Problem statement:
Please quote the material exactly, every line of it.

Extracted material:
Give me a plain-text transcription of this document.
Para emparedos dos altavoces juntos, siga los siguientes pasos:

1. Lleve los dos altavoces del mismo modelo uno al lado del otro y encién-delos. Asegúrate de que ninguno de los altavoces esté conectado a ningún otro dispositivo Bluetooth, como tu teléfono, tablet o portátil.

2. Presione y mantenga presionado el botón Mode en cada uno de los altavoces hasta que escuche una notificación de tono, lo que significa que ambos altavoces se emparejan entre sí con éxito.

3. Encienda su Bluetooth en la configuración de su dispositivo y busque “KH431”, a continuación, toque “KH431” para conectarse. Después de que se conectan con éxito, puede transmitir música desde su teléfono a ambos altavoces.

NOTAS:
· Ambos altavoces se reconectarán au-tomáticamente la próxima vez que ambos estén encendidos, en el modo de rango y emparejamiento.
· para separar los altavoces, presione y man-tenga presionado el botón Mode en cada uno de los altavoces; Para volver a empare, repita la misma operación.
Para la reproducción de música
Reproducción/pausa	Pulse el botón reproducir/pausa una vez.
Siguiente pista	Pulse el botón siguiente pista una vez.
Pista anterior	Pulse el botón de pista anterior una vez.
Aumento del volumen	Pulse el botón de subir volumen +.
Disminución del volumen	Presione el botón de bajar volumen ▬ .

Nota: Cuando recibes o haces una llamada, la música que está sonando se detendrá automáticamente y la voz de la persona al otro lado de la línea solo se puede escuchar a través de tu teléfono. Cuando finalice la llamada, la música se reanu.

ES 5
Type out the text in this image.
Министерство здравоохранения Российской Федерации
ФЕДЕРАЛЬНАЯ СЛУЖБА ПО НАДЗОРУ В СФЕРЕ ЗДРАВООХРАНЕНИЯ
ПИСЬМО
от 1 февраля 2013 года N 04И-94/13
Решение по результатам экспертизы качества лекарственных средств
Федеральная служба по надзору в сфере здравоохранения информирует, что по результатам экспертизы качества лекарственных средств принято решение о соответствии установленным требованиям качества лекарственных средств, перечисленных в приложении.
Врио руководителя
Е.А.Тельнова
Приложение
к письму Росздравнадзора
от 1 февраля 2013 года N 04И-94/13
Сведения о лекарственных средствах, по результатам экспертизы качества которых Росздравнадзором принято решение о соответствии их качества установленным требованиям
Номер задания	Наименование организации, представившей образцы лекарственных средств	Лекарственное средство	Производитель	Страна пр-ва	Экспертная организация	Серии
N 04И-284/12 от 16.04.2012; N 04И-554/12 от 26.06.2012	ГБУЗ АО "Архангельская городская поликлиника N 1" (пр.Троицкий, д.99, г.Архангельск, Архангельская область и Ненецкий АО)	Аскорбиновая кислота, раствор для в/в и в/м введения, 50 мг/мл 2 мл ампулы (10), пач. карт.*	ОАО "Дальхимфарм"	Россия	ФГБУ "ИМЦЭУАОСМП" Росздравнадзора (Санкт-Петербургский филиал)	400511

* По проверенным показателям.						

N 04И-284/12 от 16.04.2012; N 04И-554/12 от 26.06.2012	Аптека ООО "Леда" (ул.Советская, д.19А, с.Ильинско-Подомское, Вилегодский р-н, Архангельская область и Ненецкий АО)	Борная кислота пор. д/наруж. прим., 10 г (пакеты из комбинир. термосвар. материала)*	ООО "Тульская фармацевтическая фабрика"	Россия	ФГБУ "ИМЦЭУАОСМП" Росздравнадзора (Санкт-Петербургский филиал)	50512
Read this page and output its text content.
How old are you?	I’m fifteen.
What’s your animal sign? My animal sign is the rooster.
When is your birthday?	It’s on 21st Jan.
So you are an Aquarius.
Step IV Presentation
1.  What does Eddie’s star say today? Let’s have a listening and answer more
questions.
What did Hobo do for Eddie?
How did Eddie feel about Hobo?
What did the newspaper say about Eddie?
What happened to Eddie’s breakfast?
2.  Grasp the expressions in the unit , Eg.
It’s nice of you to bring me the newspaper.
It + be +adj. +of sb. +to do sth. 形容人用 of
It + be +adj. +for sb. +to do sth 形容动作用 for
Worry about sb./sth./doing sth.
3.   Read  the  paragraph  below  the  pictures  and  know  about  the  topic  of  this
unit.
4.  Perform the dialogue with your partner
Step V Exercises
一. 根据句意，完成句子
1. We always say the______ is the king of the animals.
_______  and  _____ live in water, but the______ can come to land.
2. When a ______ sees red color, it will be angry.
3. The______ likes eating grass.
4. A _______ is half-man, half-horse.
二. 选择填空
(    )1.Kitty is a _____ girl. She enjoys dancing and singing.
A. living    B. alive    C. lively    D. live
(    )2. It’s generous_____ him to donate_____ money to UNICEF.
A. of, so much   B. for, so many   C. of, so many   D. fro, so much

Task output:
Give me a plain-text transcription of this document.
Para emparedos dos altavoces juntos, siga los siguientes pasos:

1. Lleve los dos altavoces del mismo modelo uno al lado del otro y encién-delos. Asegúrate de que ninguno de los altavoces esté conectado a ningún otro dispositivo Bluetooth, como tu teléfono, tablet o portátil.

2. Presione y mantenga presionado el botón Mode en cada uno de los altavoces hasta que escuche una notificación de tono, lo que significa que ambos altavoces se emparejan entre sí con éxito.

3. Encienda su Bluetooth en la configuración de su dispositivo y busque “KH431”, a continuación, toque “KH431” para conectarse. Después de que se conectan con éxito, puede transmitir música desde su teléfono a ambos altavoces.

NOTAS:
· Ambos altavoces se reconectarán au-tomáticamente la próxima vez que ambos estén encendidos, en el modo de rango y emparejamiento.
· para separar los altavoces, presione y man-tenga presionado el botón Mode en cada uno de los altavoces; Para volver a empare, repita la misma operación.
Para la reproducción de música
Reproducción/pausa	Pulse el botón reproducir/pausa una vez.
Siguiente pista	Pulse el botón siguiente pista una vez.
Pista anterior	Pulse el botón de pista anterior una vez.
Aumento del volumen	Pulse el botón de subir volumen +.
Disminución del volumen	Presione el botón de bajar volumen ▬ .

Nota: Cuando recibes o haces una llamada, la música que está sonando se detendrá automáticamente y la voz de la persona al otro lado de la línea solo se puede escuchar a través de tu teléfono. Cuando finalice la llamada, la música se reanu.

ES 5
Type out the text in this image.
Министерство здравоохранения Российской Федерации
ФЕДЕРАЛЬНАЯ СЛУЖБА ПО НАДЗОРУ В СФЕРЕ ЗДРАВООХРАНЕНИЯ
ПИСЬМО
от 1 февраля 2013 года N 04И-94/13
Решение по результатам экспертизы качества лекарственных средств
Федеральная служба по надзору в сфере здравоохранения информирует, что по результатам экспертизы качества лекарственных средств принято решение о соответствии установленным требованиям качества лекарственных средств, перечисленных в приложении.
Врио руководителя
Е.А.Тельнова
Приложение
к письму Росздравнадзора
от 1 февраля 2013 года N 04И-94/13
Сведения о лекарственных средствах, по результатам экспертизы качества которых Росздравнадзором принято решение о соответствии их качества установленным требованиям
Номер задания	Наименование организации, представившей образцы лекарственных средств	Лекарственное средство	Производитель	Страна пр-ва	Экспертная организация	Серии
N 04И-284/12 от 16.04.2012; N 04И-554/12 от 26.06.2012	ГБУЗ АО "Архангельская городская поликлиника N 1" (пр.Троицкий, д.99, г.Архангельск, Архангельская область и Ненецкий АО)	Аскорбиновая кислота, раствор для в/в и в/м введения, 50 мг/мл 2 мл ампулы (10), пач. карт.*	ОАО "Дальхимфарм"	Россия	ФГБУ "ИМЦЭУАОСМП" Росздравнадзора (Санкт-Петербургский филиал)	400511

* По проверенным показателям.						

N 04И-284/12 от 16.04.2012; N 04И-554/12 от 26.06.2012	Аптека ООО "Леда" (ул.Советская, д.19А, с.Ильинско-Подомское, Вилегодский р-н, Архангельская область и Ненецкий АО)	Борная кислота пор. д/наруж. прим., 10 г (пакеты из комбинир. термосвар. материала)*	ООО "Тульская фармацевтическая фабрика"	Россия	ФГБУ "ИМЦЭУАОСМП" Росздравнадзора (Санкт-Петербургский филиал)	50512
Read this page and output its text content.
How old are you?	I’m fifteen.
What’s your animal sign? My animal sign is the rooster.
When is your birthday?	It’s on 21st Jan.
So you are an Aquarius.
Step IV Presentation
1.  What does Eddie’s star say today? Let’s have a listening and answer more
questions.
What did Hobo do for Eddie?
How did Eddie feel about Hobo?
What did the newspaper say about Eddie?
What happened to Eddie’s breakfast?
2.  Grasp the expressions in the unit , Eg.
It’s nice of you to bring me the newspaper.
It + be +adj. +of sb. +to do sth. 形容人用 of
It + be +adj. +for sb. +to do sth 形容动作用 for
Worry about sb./sth./doing sth.
3.   Read  the  paragraph  below  the  pictures  and  know  about  the  topic  of  this
unit.
4.  Perform the dialogue with your partner
Step V Exercises
一. 根据句意，完成句子
1. We always say the______ is the king of the animals.
_______  and  _____ live in water, but the______ can come to land.
2. When a ______ sees red color, it will be angry.
3. The______ likes eating grass.
4. A _______ is half-man, half-horse.
二. 选择填空
(    )1.Kitty is a _____ girl. She enjoys dancing and singing.
A. living    B. alive    C. lively    D. live
(    )2. It’s generous_____ him to donate_____ money to UNICEF.
A. of, so much   B. for, so many   C. of, so many   D. fro, so much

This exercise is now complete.